■ **Input**

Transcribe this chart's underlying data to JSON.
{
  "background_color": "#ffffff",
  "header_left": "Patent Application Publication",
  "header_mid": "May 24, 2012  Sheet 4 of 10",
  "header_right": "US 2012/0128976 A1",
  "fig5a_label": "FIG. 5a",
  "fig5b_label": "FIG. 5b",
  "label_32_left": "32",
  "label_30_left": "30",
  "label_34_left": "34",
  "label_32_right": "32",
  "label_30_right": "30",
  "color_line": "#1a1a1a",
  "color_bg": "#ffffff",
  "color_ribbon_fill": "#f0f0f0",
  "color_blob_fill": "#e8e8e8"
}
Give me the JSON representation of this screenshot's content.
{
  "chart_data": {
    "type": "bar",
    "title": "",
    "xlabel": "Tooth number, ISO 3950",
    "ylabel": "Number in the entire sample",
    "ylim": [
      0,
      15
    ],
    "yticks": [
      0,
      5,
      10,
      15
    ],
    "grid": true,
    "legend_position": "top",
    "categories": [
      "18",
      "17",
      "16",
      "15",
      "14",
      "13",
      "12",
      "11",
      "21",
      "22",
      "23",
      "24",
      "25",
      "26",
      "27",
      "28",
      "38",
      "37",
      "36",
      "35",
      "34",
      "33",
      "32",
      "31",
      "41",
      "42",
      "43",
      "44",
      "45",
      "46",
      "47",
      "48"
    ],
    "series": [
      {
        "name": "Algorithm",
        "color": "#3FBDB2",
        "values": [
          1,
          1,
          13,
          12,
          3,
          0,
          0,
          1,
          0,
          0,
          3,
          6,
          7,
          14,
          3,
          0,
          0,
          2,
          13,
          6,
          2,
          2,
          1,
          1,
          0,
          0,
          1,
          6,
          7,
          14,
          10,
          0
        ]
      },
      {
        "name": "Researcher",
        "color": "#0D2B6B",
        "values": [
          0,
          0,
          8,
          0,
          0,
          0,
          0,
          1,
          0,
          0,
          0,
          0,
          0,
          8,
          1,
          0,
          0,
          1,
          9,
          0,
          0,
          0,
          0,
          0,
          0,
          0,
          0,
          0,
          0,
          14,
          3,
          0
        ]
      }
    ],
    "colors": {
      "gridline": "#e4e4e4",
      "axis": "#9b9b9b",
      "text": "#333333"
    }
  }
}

■ **Directions**
Which lines hold the word "JSON"? Copy every one of them.

■ **Reply**
Transcribe this chart's underlying data to JSON.
Give me the JSON representation of this screenshot's content.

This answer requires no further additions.